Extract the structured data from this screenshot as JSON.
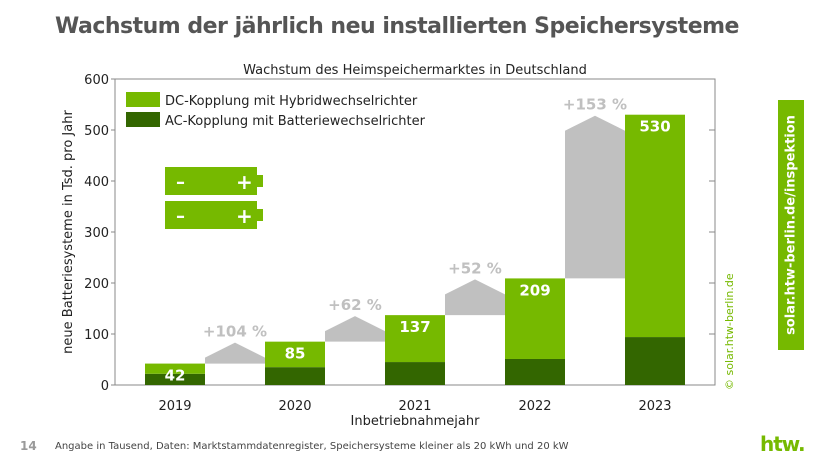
{
  "page": {
    "title": "Wachstum der jährlich neu installierten Speichersysteme",
    "page_number": "14",
    "footnote": "Angabe in Tausend, Daten: Marktstammdatenregister, Speichersysteme kleiner als 20 kWh und 20 kW",
    "url_banner": "solar.htw-berlin.de/inspektion",
    "copyright": "© solar.htw-berlin.de",
    "logo": "htw."
  },
  "colors": {
    "dc": "#76b900",
    "ac": "#336600",
    "growth": "#c0c0c0"
  },
  "chart_data": {
    "type": "bar",
    "stacked": true,
    "title": "Wachstum des Heimspeichermarktes in Deutschland",
    "xlabel": "Inbetriebnahmejahr",
    "ylabel": "neue Batteriesysteme in Tsd. pro Jahr",
    "ylim": [
      0,
      600
    ],
    "yticks": [
      0,
      100,
      200,
      300,
      400,
      500,
      600
    ],
    "categories": [
      "2019",
      "2020",
      "2021",
      "2022",
      "2023"
    ],
    "series": [
      {
        "name": "AC-Kopplung mit Batteriewechselrichter",
        "values": [
          22,
          35,
          45,
          51,
          94
        ]
      },
      {
        "name": "DC-Kopplung mit Hybridwechselrichter",
        "values": [
          20,
          50,
          92,
          158,
          436
        ]
      }
    ],
    "totals": [
      42,
      85,
      137,
      209,
      530
    ],
    "growth_labels": [
      "+104 %",
      "+62 %",
      "+52 %",
      "+153 %"
    ],
    "legend": "top-left"
  }
}
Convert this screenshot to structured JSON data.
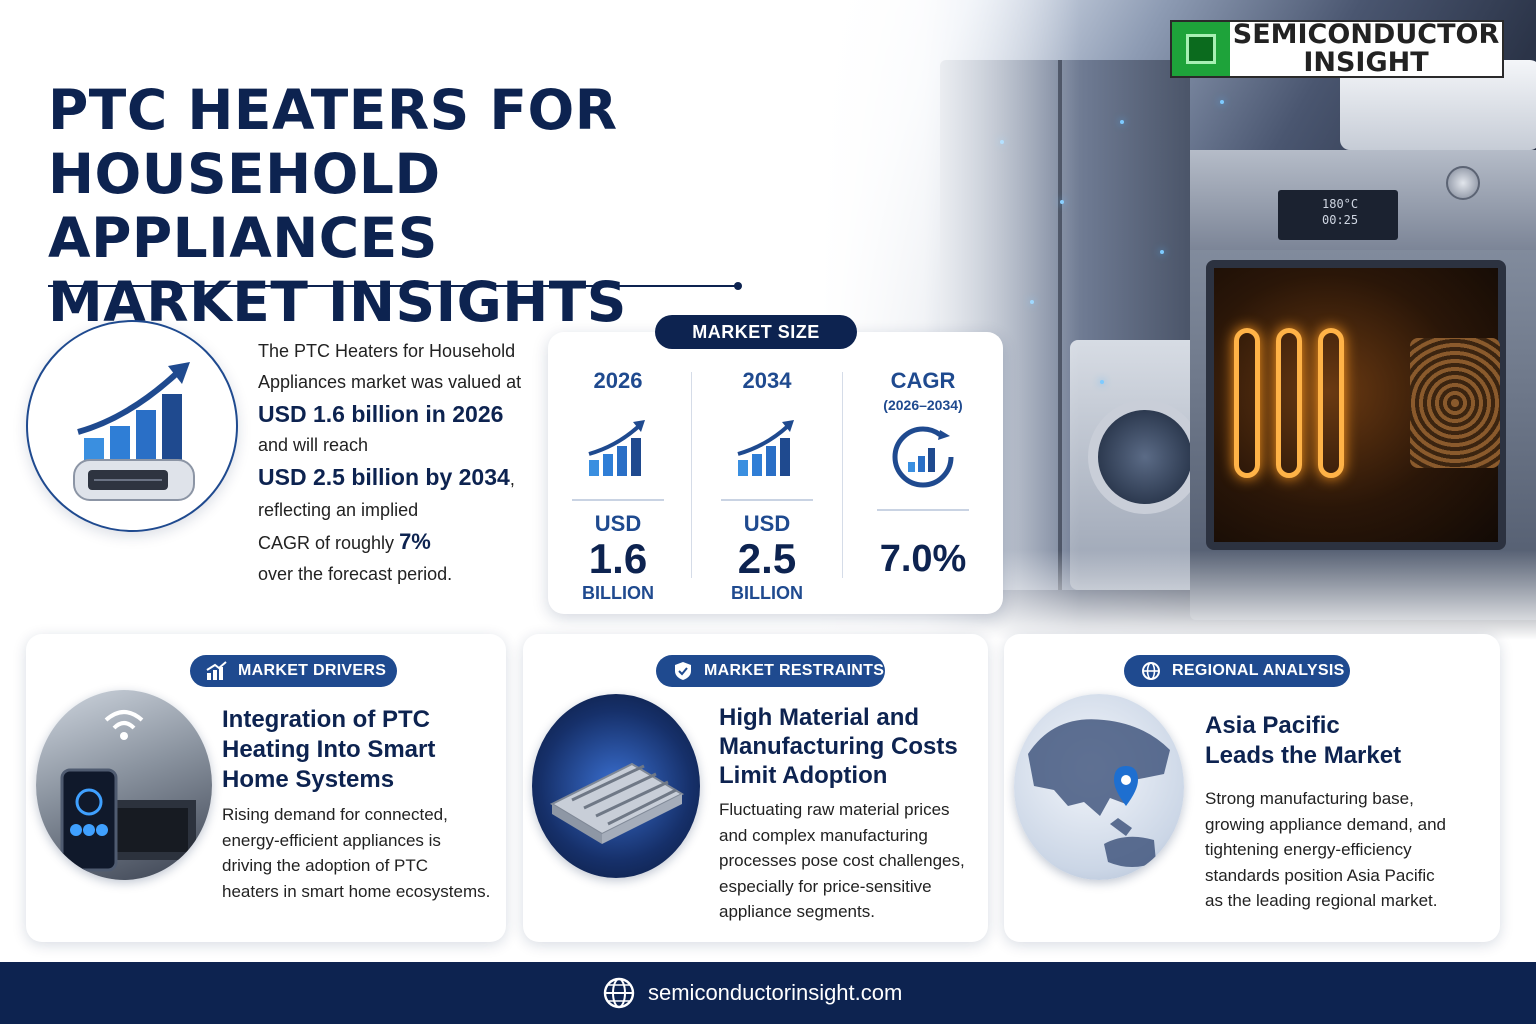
{
  "brand": {
    "logo_text_line1": "SEMICONDUCTOR",
    "logo_text_line2": "INSIGHT"
  },
  "header": {
    "title_line1": "PTC HEATERS FOR",
    "title_line2": "HOUSEHOLD APPLIANCES",
    "title_line3": "MARKET INSIGHTS"
  },
  "hero": {
    "oven_display_temp": "180°C",
    "oven_display_time": "00:25"
  },
  "intro": {
    "line1": "The PTC Heaters for Household",
    "line2": "Appliances market was valued at",
    "value_2026": "USD 1.6 billion in 2026",
    "line3": "and will reach",
    "value_2034": "USD 2.5 billion by 2034",
    "comma": ",",
    "line4": "reflecting an implied",
    "line5_prefix": "CAGR of roughly ",
    "cagr_short": "7%",
    "line6": "over the forecast period."
  },
  "market_size": {
    "label": "MARKET SIZE",
    "col1": {
      "year": "2026",
      "currency": "USD",
      "value": "1.6",
      "unit": "BILLION"
    },
    "col2": {
      "year": "2034",
      "currency": "USD",
      "value": "2.5",
      "unit": "BILLION"
    },
    "col3": {
      "label": "CAGR",
      "range": "(2026–2034)",
      "value": "7.0%"
    }
  },
  "drivers": {
    "label": "MARKET DRIVERS",
    "title_line1": "Integration of PTC",
    "title_line2": "Heating Into Smart",
    "title_line3": "Home Systems",
    "body": [
      "Rising demand for connected,",
      "energy-efficient appliances is",
      "driving the adoption of PTC",
      "heaters in smart home ecosystems."
    ]
  },
  "restraints": {
    "label": "MARKET RESTRAINTS",
    "title_line1": "High Material and",
    "title_line2": "Manufacturing Costs",
    "title_line3": "Limit Adoption",
    "body": [
      "Fluctuating raw material prices",
      "and complex manufacturing",
      "processes pose cost challenges,",
      "especially for price-sensitive",
      "appliance segments."
    ]
  },
  "regional": {
    "label": "REGIONAL ANALYSIS",
    "title_line1": "Asia Pacific",
    "title_line2": "Leads the Market",
    "body": [
      "Strong manufacturing base,",
      "growing appliance demand, and",
      "tightening energy-efficiency",
      "standards position Asia Pacific",
      "as the leading regional market."
    ]
  },
  "footer": {
    "url": "semiconductorinsight.com"
  },
  "colors": {
    "navy": "#0d2350",
    "blue": "#1f4a8f",
    "accent": "#1e6fd0"
  },
  "icons": [
    "chart-up-icon",
    "shield-icon",
    "globe-icon",
    "location-pin-icon",
    "wifi-icon",
    "chip-icon"
  ]
}
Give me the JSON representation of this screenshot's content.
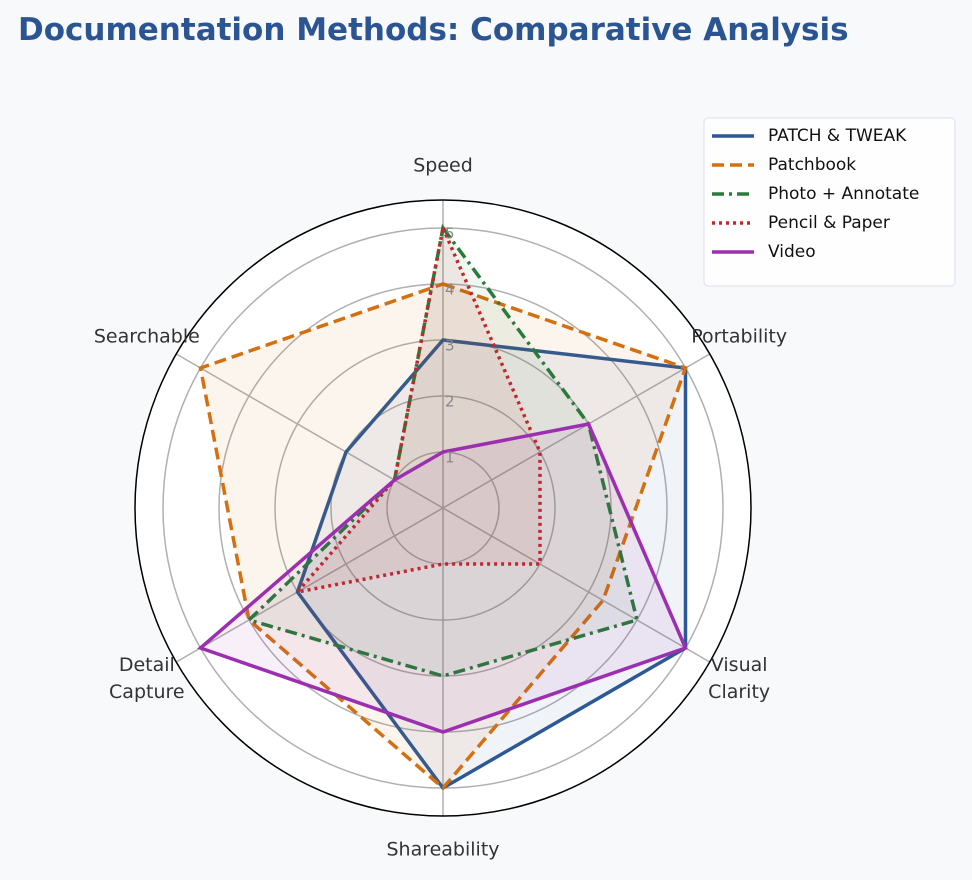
{
  "chart_data": {
    "type": "radar",
    "title": "Documentation Methods: Comparative Analysis",
    "categories": [
      "Speed",
      "Portability",
      "Visual\nClarity",
      "Shareability",
      "Detail\nCapture",
      "Searchable"
    ],
    "ylim": [
      0,
      5.5
    ],
    "yticks": [
      1,
      2,
      3,
      4,
      5
    ],
    "grid": true,
    "legend": "upper right",
    "series": [
      {
        "name": "PATCH & TWEAK",
        "color": "#2c5996",
        "linestyle": "solid",
        "values": [
          3,
          5,
          5,
          5,
          3,
          2
        ]
      },
      {
        "name": "Patchbook",
        "color": "#d4700f",
        "linestyle": "dashed",
        "values": [
          4,
          5,
          3.3,
          5,
          4,
          5
        ]
      },
      {
        "name": "Photo + Annotate",
        "color": "#2a7a3a",
        "linestyle": "dashdot",
        "values": [
          5,
          3,
          4,
          3,
          4,
          1
        ]
      },
      {
        "name": "Pencil & Paper",
        "color": "#c0282a",
        "linestyle": "dotted",
        "values": [
          5,
          2,
          2,
          1,
          3,
          1
        ]
      },
      {
        "name": "Video",
        "color": "#9b2fb0",
        "linestyle": "solid",
        "values": [
          1,
          3,
          5,
          4,
          5,
          1
        ]
      }
    ]
  }
}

· · · · · · ·

Task instructions
Restate the data above word for word. Do not include the images.

Result of the task
Extract the structured data from this screenshot as JSON.
{
  "page": {
    "title": "Wachstum der jährlich neu installierten Speichersysteme",
    "page_number": "14",
    "footnote": "Angabe in Tausend, Daten: Marktstammdatenregister, Speichersysteme kleiner als 20 kWh und 20 kW",
    "url_banner": "solar.htw-berlin.de/inspektion",
    "copyright": "© solar.htw-berlin.de",
    "logo": "htw."
  },
  "colors": {
    "dc": "#76b900",
    "ac": "#336600",
    "growth": "#c0c0c0"
  },
  "chart_data": {
    "type": "bar",
    "stacked": true,
    "title": "Wachstum des Heimspeichermarktes in Deutschland",
    "xlabel": "Inbetriebnahmejahr",
    "ylabel": "neue Batteriesysteme in Tsd. pro Jahr",
    "ylim": [
      0,
      600
    ],
    "yticks": [
      0,
      100,
      200,
      300,
      400,
      500,
      600
    ],
    "categories": [
      "2019",
      "2020",
      "2021",
      "2022",
      "2023"
    ],
    "series": [
      {
        "name": "AC-Kopplung mit Batteriewechselrichter",
        "values": [
          22,
          35,
          45,
          51,
          94
        ]
      },
      {
        "name": "DC-Kopplung mit Hybridwechselrichter",
        "values": [
          20,
          50,
          92,
          158,
          436
        ]
      }
    ],
    "totals": [
      42,
      85,
      137,
      209,
      530
    ],
    "growth_labels": [
      "+104 %",
      "+62 %",
      "+52 %",
      "+153 %"
    ],
    "legend": "top-left"
  }
}
Convert this screenshot to structured JSON data.
{
  "brand": {
    "logo_text_line1": "SEMICONDUCTOR",
    "logo_text_line2": "INSIGHT"
  },
  "header": {
    "title_line1": "PTC HEATERS FOR",
    "title_line2": "HOUSEHOLD APPLIANCES",
    "title_line3": "MARKET INSIGHTS"
  },
  "hero": {
    "oven_display_temp": "180°C",
    "oven_display_time": "00:25"
  },
  "intro": {
    "line1": "The PTC Heaters for Household",
    "line2": "Appliances market was valued at",
    "value_2026": "USD 1.6 billion in 2026",
    "line3": "and will reach",
    "value_2034": "USD 2.5 billion by 2034",
    "comma": ",",
    "line4": "reflecting an implied",
    "line5_prefix": "CAGR of roughly ",
    "cagr_short": "7%",
    "line6": "over the forecast period."
  },
  "market_size": {
    "label": "MARKET SIZE",
    "col1": {
      "year": "2026",
      "currency": "USD",
      "value": "1.6",
      "unit": "BILLION"
    },
    "col2": {
      "year": "2034",
      "currency": "USD",
      "value": "2.5",
      "unit": "BILLION"
    },
    "col3": {
      "label": "CAGR",
      "range": "(2026–2034)",
      "value": "7.0%"
    }
  },
  "drivers": {
    "label": "MARKET DRIVERS",
    "title_line1": "Integration of PTC",
    "title_line2": "Heating Into Smart",
    "title_line3": "Home Systems",
    "body": [
      "Rising demand for connected,",
      "energy-efficient appliances is",
      "driving the adoption of PTC",
      "heaters in smart home ecosystems."
    ]
  },
  "restraints": {
    "label": "MARKET RESTRAINTS",
    "title_line1": "High Material and",
    "title_line2": "Manufacturing Costs",
    "title_line3": "Limit Adoption",
    "body": [
      "Fluctuating raw material prices",
      "and complex manufacturing",
      "processes pose cost challenges,",
      "especially for price-sensitive",
      "appliance segments."
    ]
  },
  "regional": {
    "label": "REGIONAL ANALYSIS",
    "title_line1": "Asia Pacific",
    "title_line2": "Leads the Market",
    "body": [
      "Strong manufacturing base,",
      "growing appliance demand, and",
      "tightening energy-efficiency",
      "standards position Asia Pacific",
      "as the leading regional market."
    ]
  },
  "footer": {
    "url": "semiconductorinsight.com"
  },
  "colors": {
    "navy": "#0d2350",
    "blue": "#1f4a8f",
    "accent": "#1e6fd0"
  },
  "icons": [
    "chart-up-icon",
    "shield-icon",
    "globe-icon",
    "location-pin-icon",
    "wifi-icon",
    "chip-icon"
  ]
}
Give me the JSON representation of this screenshot's content.
{
  "chart_data": {
    "type": "radar",
    "title": "Documentation Methods: Comparative Analysis",
    "categories": [
      "Speed",
      "Portability",
      "Visual\nClarity",
      "Shareability",
      "Detail\nCapture",
      "Searchable"
    ],
    "ylim": [
      0,
      5.5
    ],
    "yticks": [
      1,
      2,
      3,
      4,
      5
    ],
    "grid": true,
    "legend": "upper right",
    "series": [
      {
        "name": "PATCH & TWEAK",
        "color": "#2c5996",
        "linestyle": "solid",
        "values": [
          3,
          5,
          5,
          5,
          3,
          2
        ]
      },
      {
        "name": "Patchbook",
        "color": "#d4700f",
        "linestyle": "dashed",
        "values": [
          4,
          5,
          3.3,
          5,
          4,
          5
        ]
      },
      {
        "name": "Photo + Annotate",
        "color": "#2a7a3a",
        "linestyle": "dashdot",
        "values": [
          5,
          3,
          4,
          3,
          4,
          1
        ]
      },
      {
        "name": "Pencil & Paper",
        "color": "#c0282a",
        "linestyle": "dotted",
        "values": [
          5,
          2,
          2,
          1,
          3,
          1
        ]
      },
      {
        "name": "Video",
        "color": "#9b2fb0",
        "linestyle": "solid",
        "values": [
          1,
          3,
          5,
          4,
          5,
          1
        ]
      }
    ]
  }
}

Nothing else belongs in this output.